INSTRUCTIONS FOR THE TASK – Recast the entries as a Markdown table with the columns Row and Entry, one row per entry and none for blank lines. Begin at the entry that has "radio-label-open-last: 打开上次 [153, 164, 209, 180]" and stop after the one that has "bookmarks-description: 设置后，新建及导入环境时将带有此处的书签 [50, 373, 291, 387]".

Begin DATA RECORDS

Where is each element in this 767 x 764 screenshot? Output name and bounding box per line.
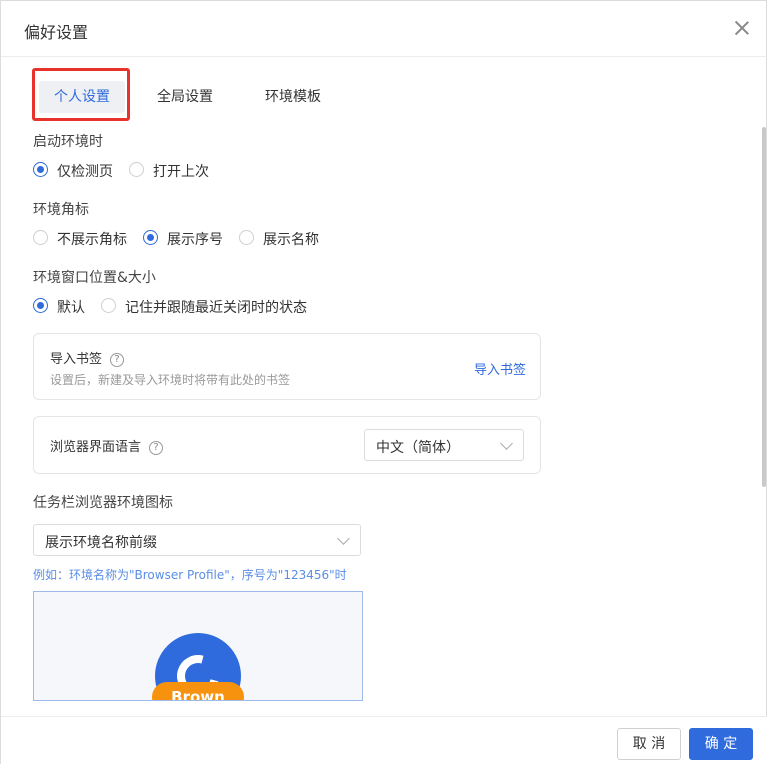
radio-label-open-last: 打开上次 [153, 164, 209, 180]
window-label: 环境窗口位置&大小 [33, 270, 156, 286]
language-select[interactable]: 中文（简体） [364, 429, 524, 461]
radio-check-page-only[interactable] [33, 162, 48, 177]
language-select-value: 中文（简体） [376, 440, 460, 456]
preferences-dialog: 偏好设置 个人设置 全局设置 环境模板 启动环境时 仅检测页 打开上次 环境角标… [0, 0, 767, 764]
taskbar-icon-preview: Brown [33, 591, 363, 701]
import-bookmarks-link[interactable]: 导入书签 [474, 359, 526, 378]
tab-environment-template[interactable]: 环境模板 [254, 81, 332, 113]
radio-label-check-page-only: 仅检测页 [57, 164, 113, 180]
radio-label-show-name: 展示名称 [263, 232, 319, 248]
taskbar-example-hint: 例如：环境名称为"Browser Profile"，序号为"123456"时 [33, 568, 347, 582]
radio-no-corner-mark[interactable] [33, 230, 48, 245]
radio-label-no-corner-mark: 不展示角标 [57, 232, 127, 248]
dialog-header: 偏好设置 [1, 1, 767, 57]
radio-show-serial[interactable] [143, 230, 158, 245]
taskbar-icon-label: 任务栏浏览器环境图标 [33, 495, 173, 511]
radio-label-window-default: 默认 [57, 300, 85, 316]
radio-window-default[interactable] [33, 298, 48, 313]
language-title-row: 浏览器界面语言? [50, 436, 164, 455]
preview-badge: Brown [152, 682, 244, 700]
radio-label-show-serial: 展示序号 [167, 232, 223, 248]
radio-label-window-remember: 记住并跟随最近关闭时的状态 [125, 300, 307, 316]
language-label: 浏览器界面语言 [50, 440, 142, 455]
dialog-title: 偏好设置 [24, 23, 89, 42]
chevron-down-icon [337, 532, 350, 545]
startup-label: 启动环境时 [33, 134, 103, 150]
bookmarks-card: 导入书签? 设置后，新建及导入环境时将带有此处的书签 导入书签 [33, 333, 541, 400]
question-circle-icon[interactable]: ? [110, 352, 125, 367]
scrollbar-thumb[interactable] [762, 127, 766, 487]
close-icon[interactable] [731, 17, 753, 39]
chevron-down-icon [500, 437, 513, 450]
confirm-button[interactable]: 确 定 [689, 728, 753, 760]
bookmarks-title-row: 导入书签? [50, 348, 125, 367]
bookmarks-title: 导入书签 [50, 352, 103, 367]
cancel-button[interactable]: 取 消 [617, 728, 681, 760]
bookmarks-description: 设置后，新建及导入环境时将带有此处的书签 [50, 373, 291, 387]
taskbar-icon-select-value: 展示环境名称前缀 [45, 535, 157, 551]
language-card: 浏览器界面语言? 中文（简体） [33, 416, 541, 474]
radio-window-remember[interactable] [101, 298, 116, 313]
tab-personal-settings[interactable]: 个人设置 [39, 81, 125, 113]
radio-open-last[interactable] [129, 162, 144, 177]
radio-show-name[interactable] [239, 230, 254, 245]
tab-global-settings[interactable]: 全局设置 [146, 81, 224, 113]
corner-mark-label: 环境角标 [33, 202, 89, 218]
taskbar-icon-select[interactable]: 展示环境名称前缀 [33, 524, 361, 556]
question-circle-icon[interactable]: ? [149, 440, 164, 455]
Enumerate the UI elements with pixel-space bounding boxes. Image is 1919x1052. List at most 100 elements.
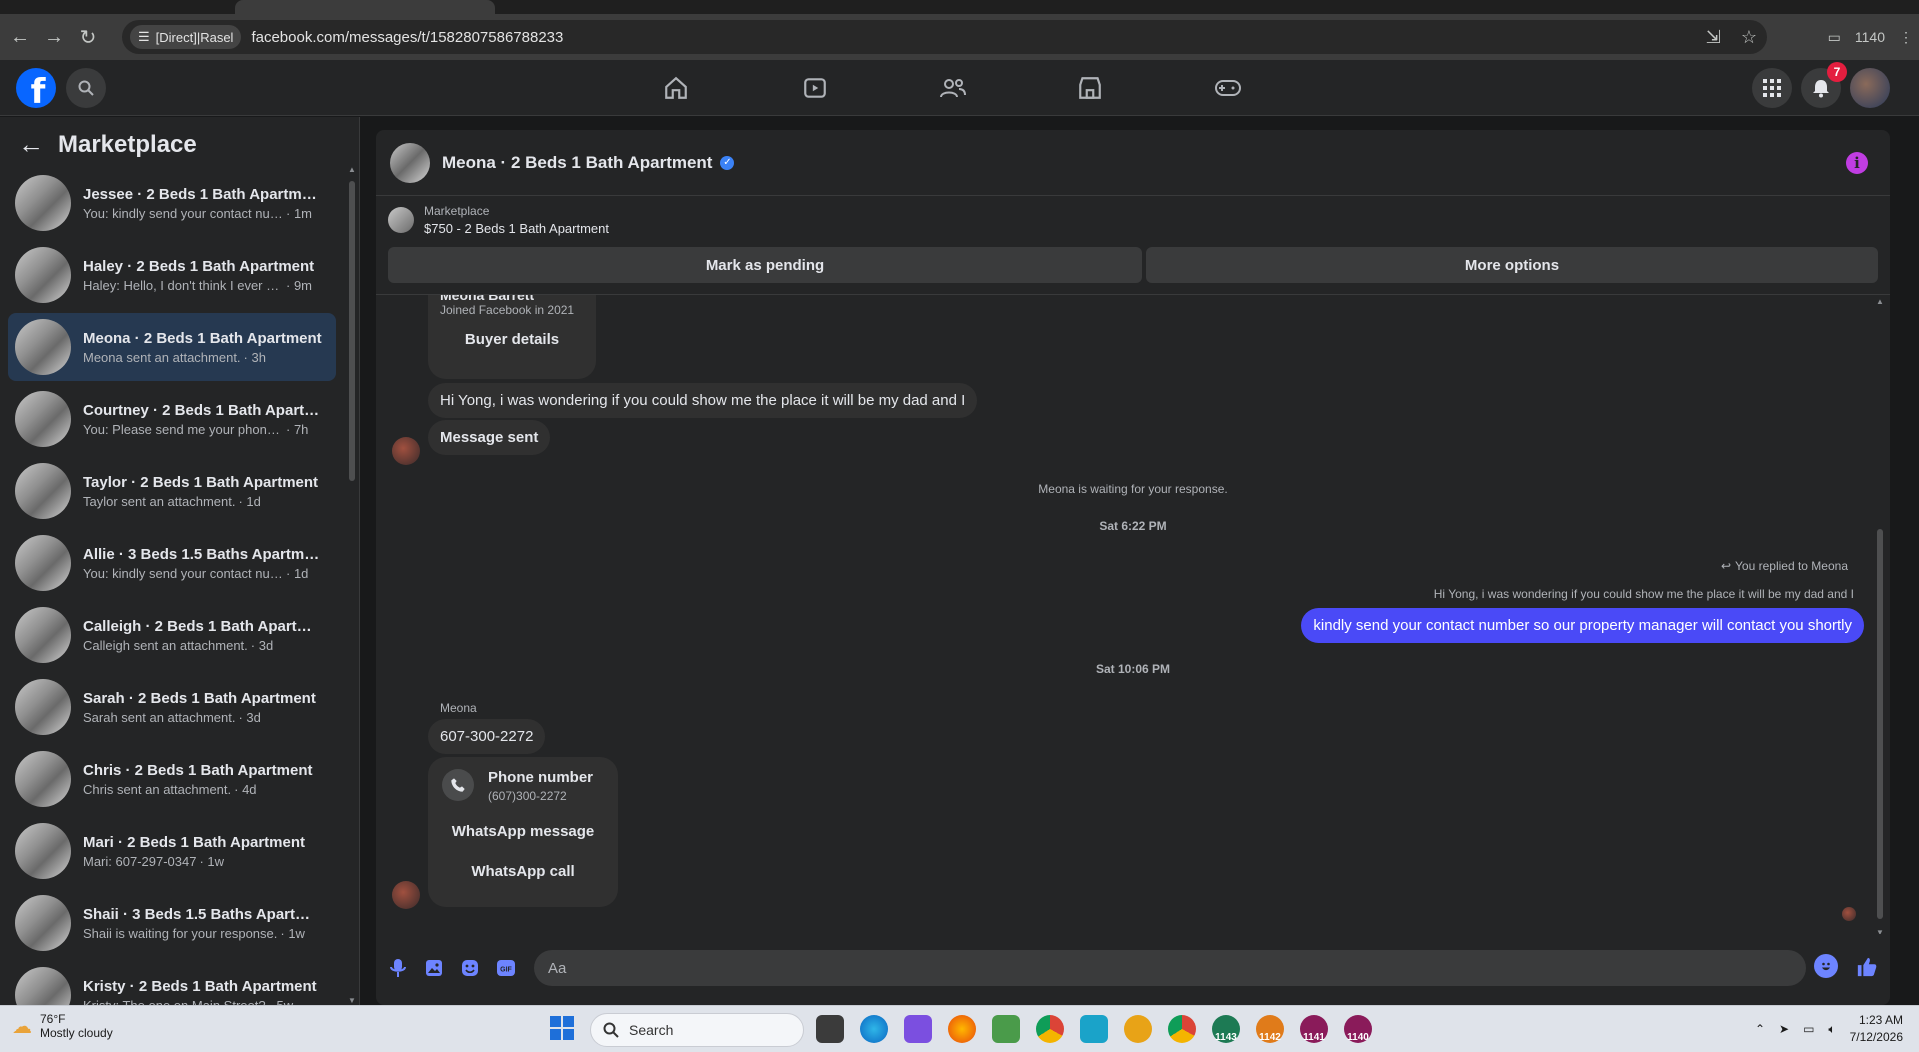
notifications-bell-icon[interactable]: 7: [1801, 62, 1847, 108]
conversation-item[interactable]: Taylor · 2 Beds 1 Bath Apartment Taylor s…: [8, 457, 336, 525]
conversation-time: · 1d: [238, 493, 261, 509]
sender-avatar[interactable]: [392, 881, 420, 909]
chrome-icon[interactable]: [1036, 1015, 1064, 1043]
photo-icon[interactable]: [420, 954, 448, 982]
microphone-icon[interactable]: [384, 954, 412, 982]
conversation-preview: Sarah sent an attachment.: [83, 709, 236, 725]
conversation-preview: You: kindly send your contact num...: [83, 565, 283, 581]
taskbar-search[interactable]: Search: [590, 1013, 804, 1047]
system-tray: ⌃ ➤ ▭ 🔈︎ 1:23 AM 7/12/2026: [1755, 1012, 1903, 1046]
friends-icon[interactable]: [925, 70, 981, 106]
listing-thumbnail: [15, 751, 71, 807]
menu-kebab-icon[interactable]: ⋮: [1899, 29, 1913, 46]
snipping-tool-icon[interactable]: [904, 1015, 932, 1043]
location-icon[interactable]: ➤: [1779, 1022, 1789, 1036]
marketplace-icon[interactable]: [1062, 70, 1118, 106]
tune-icon: ☰: [138, 29, 150, 44]
menu-grid-icon[interactable]: [1752, 68, 1792, 108]
chevron-up-icon[interactable]: ⌃: [1755, 1022, 1765, 1036]
reload-icon[interactable]: ↻: [68, 17, 108, 57]
taskbar-app-1142[interactable]: 1142: [1256, 1015, 1284, 1043]
outgoing-message[interactable]: kindly send your contact number so our p…: [1301, 608, 1864, 643]
conversation-item[interactable]: Shaii · 3 Beds 1.5 Baths Apartment Shaii …: [8, 889, 336, 957]
sticker-icon[interactable]: [456, 954, 484, 982]
clock[interactable]: 1:23 AM 7/12/2026: [1850, 1012, 1903, 1046]
more-options-button[interactable]: More options: [1146, 247, 1878, 283]
conversation-item[interactable]: Courtney · 2 Beds 1 Bath Apartm... You: P…: [8, 385, 336, 453]
conversation-item[interactable]: Calleigh · 2 Beds 1 Bath Apartme... Calle…: [8, 601, 336, 669]
sidebar-scroll-thumb[interactable]: [349, 181, 355, 481]
weather-widget[interactable]: ☁ 76°F Mostly cloudy: [12, 1012, 113, 1040]
chat-avatar[interactable]: [390, 142, 430, 183]
conversation-item[interactable]: Meona · 2 Beds 1 Bath Apartment Meona sen…: [8, 313, 336, 381]
taskbar-app-1140[interactable]: 1140: [1344, 1015, 1372, 1043]
thread-scroll-thumb[interactable]: [1877, 529, 1883, 919]
verified-check-icon: ✓: [720, 155, 735, 170]
message-thread: Meona Barrett Joined Facebook in 2021 Bu…: [376, 294, 1890, 934]
message-sent-bubble[interactable]: Message sent: [428, 420, 551, 455]
sender-avatar[interactable]: [392, 437, 420, 465]
site-info-chip[interactable]: ☰ [Direct]|Rasel: [130, 25, 242, 49]
sender-name: Meona: [440, 701, 477, 715]
conversation-item[interactable]: Allie · 3 Beds 1.5 Baths Apartment You: k…: [8, 529, 336, 597]
buyer-details-button[interactable]: Buyer details: [428, 331, 596, 348]
bookmark-star-icon[interactable]: ☆: [1741, 27, 1757, 48]
video-icon[interactable]: [787, 70, 843, 106]
conversation-item[interactable]: Mari · 2 Beds 1 Bath Apartment Mari: 607-…: [8, 817, 336, 885]
waiting-notice: Meona is waiting for your response.: [1038, 482, 1228, 496]
whatsapp-call-button[interactable]: WhatsApp call: [428, 863, 618, 880]
task-view-icon[interactable]: [816, 1015, 844, 1043]
incoming-message[interactable]: 607-300-2272: [428, 719, 546, 754]
clock-time: 1:23 AM: [1858, 1013, 1903, 1027]
message-input[interactable]: [534, 950, 1806, 986]
reply-arrow-icon: ↩: [1720, 559, 1732, 573]
listing-summary[interactable]: Marketplace $750 - 2 Beds 1 Bath Apartme…: [388, 204, 609, 236]
thumbs-up-icon[interactable]: [1854, 954, 1880, 980]
cast-icon[interactable]: ▭: [1828, 29, 1841, 46]
taskbar-app-1143[interactable]: 1143: [1212, 1015, 1240, 1043]
facebook-logo-icon[interactable]: f: [16, 68, 56, 108]
edge-icon[interactable]: [860, 1015, 888, 1043]
quoted-message[interactable]: Hi Yong, i was wondering if you could sh…: [1434, 587, 1854, 601]
chrome-icon[interactable]: [1168, 1015, 1196, 1043]
app-icon[interactable]: [992, 1015, 1020, 1043]
sidebar-scrollbar[interactable]: ▲ ▼: [348, 165, 356, 1005]
back-arrow-icon[interactable]: ←: [18, 129, 44, 160]
conversation-preview: Calleigh sent an attachment.: [83, 637, 248, 653]
conversation-item[interactable]: Jessee · 2 Beds 1 Bath Apartment You: kin…: [8, 169, 336, 237]
volume-icon[interactable]: 🔈︎: [1828, 1022, 1835, 1037]
account-avatar[interactable]: [1850, 68, 1890, 108]
conversation-item[interactable]: Sarah · 2 Beds 1 Bath Apartment Sarah sen…: [8, 673, 336, 741]
address-bar[interactable]: ☰ [Direct]|Rasel facebook.com/messages/t…: [122, 20, 1767, 54]
firefox-icon[interactable]: [948, 1015, 976, 1043]
facebook-header: f 7: [0, 60, 1919, 116]
conversation-item[interactable]: Chris · 2 Beds 1 Bath Apartment Chris sen…: [8, 745, 336, 813]
incoming-message[interactable]: Hi Yong, i was wondering if you could sh…: [428, 383, 978, 418]
conversation-preview: You: kindly send your contact num...: [83, 205, 283, 221]
profile-label[interactable]: 1140: [1855, 29, 1885, 45]
gaming-icon[interactable]: [1200, 70, 1256, 106]
emoji-icon[interactable]: [1814, 954, 1838, 978]
conversation-item[interactable]: Haley · 2 Beds 1 Bath Apartment Haley: He…: [8, 241, 336, 309]
listing-thumbnail: [15, 607, 71, 663]
gif-icon[interactable]: GIF: [492, 954, 520, 982]
thread-scrollbar[interactable]: ▲ ▼: [1876, 297, 1884, 934]
url-text[interactable]: facebook.com/messages/t/1582807586788233: [251, 29, 563, 46]
app-icon[interactable]: [1080, 1015, 1108, 1043]
windows-start-icon[interactable]: [549, 1015, 577, 1043]
active-tab[interactable]: [235, 0, 495, 14]
search-icon[interactable]: [66, 68, 106, 108]
whatsapp-message-button[interactable]: WhatsApp message: [428, 823, 618, 840]
network-icon[interactable]: ▭: [1803, 1022, 1814, 1036]
info-icon[interactable]: i: [1846, 152, 1868, 174]
taskbar-app-1141[interactable]: 1141: [1300, 1015, 1328, 1043]
chat-title[interactable]: Meona · 2 Beds 1 Bath Apartment: [442, 153, 712, 173]
conversation-preview: Mari: 607-297-0347: [83, 853, 197, 869]
home-icon[interactable]: [648, 70, 704, 106]
app-icon[interactable]: [1124, 1015, 1152, 1043]
install-icon[interactable]: ⇲: [1706, 27, 1721, 48]
conversation-preview: Meona sent an attachment.: [83, 349, 241, 365]
mark-as-pending-button[interactable]: Mark as pending: [388, 247, 1142, 283]
listing-thumbnail: [15, 679, 71, 735]
conversation-preview: Shaii is waiting for your response.: [83, 925, 278, 941]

End DATA RECORDS

COMPLETE ANSWER –
| Row | Entry |
|---|---|
| 1 | radio-label-open-last: 打开上次 [153, 164, 209, 180] |
| 2 | window-label: 环境窗口位置&大小 [33, 270, 156, 286] |
| 3 | language-select[interactable]: 中文（简体） [364, 429, 524, 461] |
| 4 | radio-check-page-only[interactable] [33, 162, 48, 177] |
| 5 | language-select-value: 中文（简体） [376, 440, 460, 456] |
| 6 | preferences-dialog: 偏好设置 个人设置 全局设置 环境模板 启动环境时 仅检测页 打开上次 环境角标… [0, 0, 767, 764] |
| 7 | taskbar-icon-preview: Brown [33, 591, 363, 701] |
| 8 | import-bookmarks-link[interactable]: 导入书签 [474, 359, 526, 378] |
| 9 | tab-environment-template[interactable]: 环境模板 [254, 81, 332, 113] |
| 10 | radio-label-check-page-only: 仅检测页 [57, 164, 113, 180] |
| 11 | radio-label-show-name: 展示名称 [263, 232, 319, 248] |
| 12 | taskbar-example-hint: 例如：环境名称为"Browser Profile"，序号为"123456"时 [33, 568, 347, 582] |
| 13 | radio-no-corner-mark[interactable] [33, 230, 48, 245] |
| 14 | radio-label-no-corner-mark: 不展示角标 [57, 232, 127, 248] |
| 15 | dialog-header: 偏好设置 [1, 1, 767, 57] |
| 16 | radio-show-serial[interactable] [143, 230, 158, 245] |
| 17 | taskbar-icon-label: 任务栏浏览器环境图标 [33, 495, 173, 511] |
| 18 | radio-label-window-default: 默认 [57, 300, 85, 316] |
| 19 | radio-window-default[interactable] [33, 298, 48, 313] |
| 20 | language-title-row: 浏览器界面语言? [50, 436, 164, 455] |
| 21 | preview-badge: Brown [152, 682, 244, 700] |
| 22 | radio-label-show-serial: 展示序号 [167, 232, 223, 248] |
| 23 | radio-label-window-remember: 记住并跟随最近关闭时的状态 [125, 300, 307, 316] |
| 24 | language-label: 浏览器界面语言 [50, 440, 142, 455] |
| 25 | dialog-title: 偏好设置 [24, 23, 89, 42] |
| 26 | chevron-down-icon [337, 532, 350, 545] |
| 27 | startup-label: 启动环境时 [33, 134, 103, 150] |
| 28 | bookmarks-card: 导入书签? 设置后，新建及导入环境时将带有此处的书签 导入书签 [33, 333, 541, 400] |
| 29 | question-circle-icon[interactable]: ? [110, 352, 125, 367] |
| 30 | scrollbar-thumb[interactable] [762, 127, 766, 487] |
| 31 | close-icon[interactable] [731, 17, 753, 39] |
| 32 | chevron-down-icon [500, 437, 513, 450] |
| 33 | confirm-button[interactable]: 确 定 [689, 728, 753, 760] |
| 34 | bookmarks-title-row: 导入书签? [50, 348, 125, 367] |
| 35 | bookmarks-title: 导入书签 [50, 352, 103, 367] |
| 36 | cancel-button[interactable]: 取 消 [617, 728, 681, 760] |
| 37 | bookmarks-description: 设置后，新建及导入环境时将带有此处的书签 [50, 373, 291, 387] |